# Task inputs start
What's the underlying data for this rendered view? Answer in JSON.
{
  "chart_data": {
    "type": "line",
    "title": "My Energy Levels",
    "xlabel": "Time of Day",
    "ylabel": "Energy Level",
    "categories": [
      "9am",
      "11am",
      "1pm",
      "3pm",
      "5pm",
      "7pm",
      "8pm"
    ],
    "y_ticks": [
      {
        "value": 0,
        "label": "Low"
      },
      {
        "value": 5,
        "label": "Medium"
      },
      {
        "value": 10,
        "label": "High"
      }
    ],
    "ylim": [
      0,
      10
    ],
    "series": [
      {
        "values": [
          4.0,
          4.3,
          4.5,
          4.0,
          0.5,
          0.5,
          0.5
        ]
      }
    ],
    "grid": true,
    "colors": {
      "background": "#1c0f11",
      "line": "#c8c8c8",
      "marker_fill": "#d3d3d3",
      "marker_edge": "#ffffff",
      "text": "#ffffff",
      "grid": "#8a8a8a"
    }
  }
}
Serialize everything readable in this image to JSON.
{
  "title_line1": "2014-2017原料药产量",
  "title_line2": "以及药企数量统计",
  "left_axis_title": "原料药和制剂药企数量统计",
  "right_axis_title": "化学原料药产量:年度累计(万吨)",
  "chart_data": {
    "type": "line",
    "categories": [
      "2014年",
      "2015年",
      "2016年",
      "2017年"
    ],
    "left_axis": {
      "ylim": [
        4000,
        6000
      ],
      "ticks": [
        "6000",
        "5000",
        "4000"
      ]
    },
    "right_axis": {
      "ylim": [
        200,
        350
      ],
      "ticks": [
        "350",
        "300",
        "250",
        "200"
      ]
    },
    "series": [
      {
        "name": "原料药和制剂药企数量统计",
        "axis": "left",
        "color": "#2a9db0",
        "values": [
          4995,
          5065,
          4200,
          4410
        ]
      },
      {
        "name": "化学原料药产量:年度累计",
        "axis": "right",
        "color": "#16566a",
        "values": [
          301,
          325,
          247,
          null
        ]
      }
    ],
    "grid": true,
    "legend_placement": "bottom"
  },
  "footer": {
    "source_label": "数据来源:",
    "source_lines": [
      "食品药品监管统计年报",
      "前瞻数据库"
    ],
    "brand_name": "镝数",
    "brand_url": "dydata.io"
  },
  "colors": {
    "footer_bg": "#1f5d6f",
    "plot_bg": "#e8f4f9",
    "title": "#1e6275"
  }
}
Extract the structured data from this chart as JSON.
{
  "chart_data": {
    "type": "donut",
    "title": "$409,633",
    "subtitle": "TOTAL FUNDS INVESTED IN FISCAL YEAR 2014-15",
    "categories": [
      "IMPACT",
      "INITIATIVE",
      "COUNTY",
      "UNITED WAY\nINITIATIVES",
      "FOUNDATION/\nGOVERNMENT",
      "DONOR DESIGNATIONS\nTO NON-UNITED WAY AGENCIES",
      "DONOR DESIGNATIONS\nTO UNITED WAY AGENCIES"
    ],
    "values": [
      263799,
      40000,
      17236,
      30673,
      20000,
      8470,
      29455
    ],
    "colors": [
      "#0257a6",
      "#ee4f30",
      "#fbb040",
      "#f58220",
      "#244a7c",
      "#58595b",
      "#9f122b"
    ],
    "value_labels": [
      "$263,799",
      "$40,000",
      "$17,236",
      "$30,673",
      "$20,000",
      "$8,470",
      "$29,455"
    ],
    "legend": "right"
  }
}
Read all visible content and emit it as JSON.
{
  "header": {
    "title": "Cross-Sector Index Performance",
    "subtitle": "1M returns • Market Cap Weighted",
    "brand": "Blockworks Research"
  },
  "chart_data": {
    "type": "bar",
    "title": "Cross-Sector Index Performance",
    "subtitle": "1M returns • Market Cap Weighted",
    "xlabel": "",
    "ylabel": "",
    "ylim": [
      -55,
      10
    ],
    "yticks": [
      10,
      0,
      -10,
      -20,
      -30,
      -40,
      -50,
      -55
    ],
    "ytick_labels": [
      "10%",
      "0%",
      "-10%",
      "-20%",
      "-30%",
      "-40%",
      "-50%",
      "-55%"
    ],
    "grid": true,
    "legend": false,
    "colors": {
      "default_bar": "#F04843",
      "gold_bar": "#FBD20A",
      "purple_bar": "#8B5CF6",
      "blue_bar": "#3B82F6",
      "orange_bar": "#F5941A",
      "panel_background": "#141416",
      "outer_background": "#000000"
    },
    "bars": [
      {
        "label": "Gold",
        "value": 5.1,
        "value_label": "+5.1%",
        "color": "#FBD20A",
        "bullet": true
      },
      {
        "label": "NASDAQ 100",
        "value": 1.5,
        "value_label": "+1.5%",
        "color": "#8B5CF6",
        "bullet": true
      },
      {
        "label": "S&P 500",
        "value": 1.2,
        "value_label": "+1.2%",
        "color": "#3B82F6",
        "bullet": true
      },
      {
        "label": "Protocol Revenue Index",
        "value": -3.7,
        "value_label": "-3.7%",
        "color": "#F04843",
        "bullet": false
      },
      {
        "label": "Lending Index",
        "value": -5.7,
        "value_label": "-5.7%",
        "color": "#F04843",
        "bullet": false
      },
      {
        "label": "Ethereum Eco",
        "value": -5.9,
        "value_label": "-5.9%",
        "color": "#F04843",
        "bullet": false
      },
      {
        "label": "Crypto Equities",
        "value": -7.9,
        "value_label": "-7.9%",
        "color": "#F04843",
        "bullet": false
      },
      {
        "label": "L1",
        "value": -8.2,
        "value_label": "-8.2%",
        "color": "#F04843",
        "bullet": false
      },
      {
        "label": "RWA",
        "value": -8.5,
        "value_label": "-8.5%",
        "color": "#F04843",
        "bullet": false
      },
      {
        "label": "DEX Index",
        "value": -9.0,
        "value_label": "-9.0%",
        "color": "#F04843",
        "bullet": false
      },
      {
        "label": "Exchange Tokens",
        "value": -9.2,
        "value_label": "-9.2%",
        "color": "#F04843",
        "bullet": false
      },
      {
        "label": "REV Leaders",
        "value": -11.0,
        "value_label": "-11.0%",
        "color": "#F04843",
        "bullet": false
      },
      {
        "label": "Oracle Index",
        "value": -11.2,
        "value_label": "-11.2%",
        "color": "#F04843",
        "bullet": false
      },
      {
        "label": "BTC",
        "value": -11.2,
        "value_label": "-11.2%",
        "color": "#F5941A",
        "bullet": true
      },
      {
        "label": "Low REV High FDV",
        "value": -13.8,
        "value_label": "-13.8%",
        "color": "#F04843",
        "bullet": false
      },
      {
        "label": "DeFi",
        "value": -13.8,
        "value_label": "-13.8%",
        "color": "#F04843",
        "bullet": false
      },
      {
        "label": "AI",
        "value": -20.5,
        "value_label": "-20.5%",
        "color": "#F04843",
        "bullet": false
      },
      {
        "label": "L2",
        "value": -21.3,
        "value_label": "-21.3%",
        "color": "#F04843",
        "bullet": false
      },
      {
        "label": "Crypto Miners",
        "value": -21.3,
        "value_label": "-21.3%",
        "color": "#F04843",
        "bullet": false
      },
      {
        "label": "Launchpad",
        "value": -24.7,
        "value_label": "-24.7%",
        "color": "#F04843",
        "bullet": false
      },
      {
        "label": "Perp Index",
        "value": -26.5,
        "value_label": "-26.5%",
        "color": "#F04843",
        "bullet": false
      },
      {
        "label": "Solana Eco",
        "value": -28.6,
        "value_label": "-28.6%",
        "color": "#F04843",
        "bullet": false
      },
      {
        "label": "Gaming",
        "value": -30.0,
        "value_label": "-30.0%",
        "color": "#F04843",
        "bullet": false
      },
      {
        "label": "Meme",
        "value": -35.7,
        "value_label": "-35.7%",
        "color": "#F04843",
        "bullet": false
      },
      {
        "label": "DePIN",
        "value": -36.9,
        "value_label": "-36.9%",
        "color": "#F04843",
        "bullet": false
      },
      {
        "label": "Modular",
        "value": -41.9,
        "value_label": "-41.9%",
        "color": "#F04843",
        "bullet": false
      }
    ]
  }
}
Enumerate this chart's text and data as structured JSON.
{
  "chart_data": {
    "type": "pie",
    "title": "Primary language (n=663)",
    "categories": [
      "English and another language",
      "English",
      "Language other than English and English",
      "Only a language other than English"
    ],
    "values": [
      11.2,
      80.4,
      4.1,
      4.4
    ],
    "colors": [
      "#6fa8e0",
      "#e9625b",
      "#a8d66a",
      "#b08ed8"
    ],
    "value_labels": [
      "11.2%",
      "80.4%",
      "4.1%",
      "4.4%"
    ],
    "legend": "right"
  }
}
# Task inputs end
**Direction:** Go through the listing above and locate each line that holds the word "English". Copy those lines.

**Output for this exercise:**
      "English and another language",
      "English",
      "Language other than English and English",
      "Only a language other than English"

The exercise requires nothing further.